(Extracts from a graphics dataset)
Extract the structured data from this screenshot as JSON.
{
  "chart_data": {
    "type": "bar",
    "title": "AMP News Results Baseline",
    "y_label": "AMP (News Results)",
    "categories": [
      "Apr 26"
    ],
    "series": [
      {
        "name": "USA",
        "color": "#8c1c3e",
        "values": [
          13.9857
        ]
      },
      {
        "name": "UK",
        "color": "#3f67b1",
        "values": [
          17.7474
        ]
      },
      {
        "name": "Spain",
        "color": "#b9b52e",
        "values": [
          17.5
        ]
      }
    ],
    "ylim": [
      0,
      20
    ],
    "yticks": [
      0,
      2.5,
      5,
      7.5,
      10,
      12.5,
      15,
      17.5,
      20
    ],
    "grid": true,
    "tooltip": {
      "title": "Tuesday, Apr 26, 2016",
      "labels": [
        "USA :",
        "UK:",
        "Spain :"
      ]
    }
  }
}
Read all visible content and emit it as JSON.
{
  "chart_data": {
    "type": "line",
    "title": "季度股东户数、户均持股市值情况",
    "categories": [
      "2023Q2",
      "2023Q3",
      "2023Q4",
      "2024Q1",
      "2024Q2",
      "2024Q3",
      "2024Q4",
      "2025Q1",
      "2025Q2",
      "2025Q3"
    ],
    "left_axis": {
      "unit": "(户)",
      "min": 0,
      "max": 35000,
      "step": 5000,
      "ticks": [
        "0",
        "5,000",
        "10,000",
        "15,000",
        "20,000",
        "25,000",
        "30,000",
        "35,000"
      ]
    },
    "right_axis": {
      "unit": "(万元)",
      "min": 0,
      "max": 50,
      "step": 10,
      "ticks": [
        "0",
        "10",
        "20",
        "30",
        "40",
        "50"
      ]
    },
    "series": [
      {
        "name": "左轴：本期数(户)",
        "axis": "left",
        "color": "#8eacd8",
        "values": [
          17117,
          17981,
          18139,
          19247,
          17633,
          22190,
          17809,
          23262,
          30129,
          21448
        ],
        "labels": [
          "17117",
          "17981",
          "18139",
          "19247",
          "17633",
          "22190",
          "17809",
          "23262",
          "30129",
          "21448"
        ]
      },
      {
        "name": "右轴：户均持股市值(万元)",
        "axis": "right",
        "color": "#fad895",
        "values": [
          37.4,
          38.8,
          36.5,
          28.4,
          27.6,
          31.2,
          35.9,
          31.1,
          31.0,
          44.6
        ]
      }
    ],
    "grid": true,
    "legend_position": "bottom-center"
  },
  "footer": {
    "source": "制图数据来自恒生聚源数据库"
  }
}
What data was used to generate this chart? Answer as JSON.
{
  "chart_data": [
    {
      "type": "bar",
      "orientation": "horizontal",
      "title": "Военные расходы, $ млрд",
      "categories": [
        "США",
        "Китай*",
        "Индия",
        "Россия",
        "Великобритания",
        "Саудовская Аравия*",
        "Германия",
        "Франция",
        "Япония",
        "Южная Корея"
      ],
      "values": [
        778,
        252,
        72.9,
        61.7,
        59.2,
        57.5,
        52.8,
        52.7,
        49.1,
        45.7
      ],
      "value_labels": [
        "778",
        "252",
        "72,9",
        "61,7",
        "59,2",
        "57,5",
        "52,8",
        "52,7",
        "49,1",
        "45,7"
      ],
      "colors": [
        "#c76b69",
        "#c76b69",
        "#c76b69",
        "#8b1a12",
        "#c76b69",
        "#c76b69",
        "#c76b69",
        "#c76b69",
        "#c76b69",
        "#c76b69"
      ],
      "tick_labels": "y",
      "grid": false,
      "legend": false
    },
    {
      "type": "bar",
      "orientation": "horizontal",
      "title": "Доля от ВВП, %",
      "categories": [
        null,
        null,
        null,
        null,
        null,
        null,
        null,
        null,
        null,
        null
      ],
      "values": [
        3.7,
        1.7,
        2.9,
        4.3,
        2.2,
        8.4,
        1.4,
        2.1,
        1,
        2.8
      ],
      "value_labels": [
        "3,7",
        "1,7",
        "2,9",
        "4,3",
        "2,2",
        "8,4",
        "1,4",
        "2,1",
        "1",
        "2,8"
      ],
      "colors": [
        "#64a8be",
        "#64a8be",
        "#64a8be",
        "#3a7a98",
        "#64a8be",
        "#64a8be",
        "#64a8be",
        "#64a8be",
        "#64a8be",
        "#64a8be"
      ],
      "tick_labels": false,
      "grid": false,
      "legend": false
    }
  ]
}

**Work instructions**
Print the whole listing exactly as it is.

**Task answer**
Extract the structured data from this screenshot as JSON.
{
  "chart_data": {
    "type": "bar",
    "title": "AMP News Results Baseline",
    "y_label": "AMP (News Results)",
    "categories": [
      "Apr 26"
    ],
    "series": [
      {
        "name": "USA",
        "color": "#8c1c3e",
        "values": [
          13.9857
        ]
      },
      {
        "name": "UK",
        "color": "#3f67b1",
        "values": [
          17.7474
        ]
      },
      {
        "name": "Spain",
        "color": "#b9b52e",
        "values": [
          17.5
        ]
      }
    ],
    "ylim": [
      0,
      20
    ],
    "yticks": [
      0,
      2.5,
      5,
      7.5,
      10,
      12.5,
      15,
      17.5,
      20
    ],
    "grid": true,
    "tooltip": {
      "title": "Tuesday, Apr 26, 2016",
      "labels": [
        "USA :",
        "UK:",
        "Spain :"
      ]
    }
  }
}
Read all visible content and emit it as JSON.
{
  "chart_data": {
    "type": "line",
    "title": "季度股东户数、户均持股市值情况",
    "categories": [
      "2023Q2",
      "2023Q3",
      "2023Q4",
      "2024Q1",
      "2024Q2",
      "2024Q3",
      "2024Q4",
      "2025Q1",
      "2025Q2",
      "2025Q3"
    ],
    "left_axis": {
      "unit": "(户)",
      "min": 0,
      "max": 35000,
      "step": 5000,
      "ticks": [
        "0",
        "5,000",
        "10,000",
        "15,000",
        "20,000",
        "25,000",
        "30,000",
        "35,000"
      ]
    },
    "right_axis": {
      "unit": "(万元)",
      "min": 0,
      "max": 50,
      "step": 10,
      "ticks": [
        "0",
        "10",
        "20",
        "30",
        "40",
        "50"
      ]
    },
    "series": [
      {
        "name": "左轴：本期数(户)",
        "axis": "left",
        "color": "#8eacd8",
        "values": [
          17117,
          17981,
          18139,
          19247,
          17633,
          22190,
          17809,
          23262,
          30129,
          21448
        ],
        "labels": [
          "17117",
          "17981",
          "18139",
          "19247",
          "17633",
          "22190",
          "17809",
          "23262",
          "30129",
          "21448"
        ]
      },
      {
        "name": "右轴：户均持股市值(万元)",
        "axis": "right",
        "color": "#fad895",
        "values": [
          37.4,
          38.8,
          36.5,
          28.4,
          27.6,
          31.2,
          35.9,
          31.1,
          31.0,
          44.6
        ]
      }
    ],
    "grid": true,
    "legend_position": "bottom-center"
  },
  "footer": {
    "source": "制图数据来自恒生聚源数据库"
  }
}
What data was used to generate this chart? Answer as JSON.
{
  "chart_data": [
    {
      "type": "bar",
      "orientation": "horizontal",
      "title": "Военные расходы, $ млрд",
      "categories": [
        "США",
        "Китай*",
        "Индия",
        "Россия",
        "Великобритания",
        "Саудовская Аравия*",
        "Германия",
        "Франция",
        "Япония",
        "Южная Корея"
      ],
      "values": [
        778,
        252,
        72.9,
        61.7,
        59.2,
        57.5,
        52.8,
        52.7,
        49.1,
        45.7
      ],
      "value_labels": [
        "778",
        "252",
        "72,9",
        "61,7",
        "59,2",
        "57,5",
        "52,8",
        "52,7",
        "49,1",
        "45,7"
      ],
      "colors": [
        "#c76b69",
        "#c76b69",
        "#c76b69",
        "#8b1a12",
        "#c76b69",
        "#c76b69",
        "#c76b69",
        "#c76b69",
        "#c76b69",
        "#c76b69"
      ],
      "tick_labels": "y",
      "grid": false,
      "legend": false
    },
    {
      "type": "bar",
      "orientation": "horizontal",
      "title": "Доля от ВВП, %",
      "categories": [
        null,
        null,
        null,
        null,
        null,
        null,
        null,
        null,
        null,
        null
      ],
      "values": [
        3.7,
        1.7,
        2.9,
        4.3,
        2.2,
        8.4,
        1.4,
        2.1,
        1,
        2.8
      ],
      "value_labels": [
        "3,7",
        "1,7",
        "2,9",
        "4,3",
        "2,2",
        "8,4",
        "1,4",
        "2,1",
        "1",
        "2,8"
      ],
      "colors": [
        "#64a8be",
        "#64a8be",
        "#64a8be",
        "#3a7a98",
        "#64a8be",
        "#64a8be",
        "#64a8be",
        "#64a8be",
        "#64a8be",
        "#64a8be"
      ],
      "tick_labels": false,
      "grid": false,
      "legend": false
    }
  ]
}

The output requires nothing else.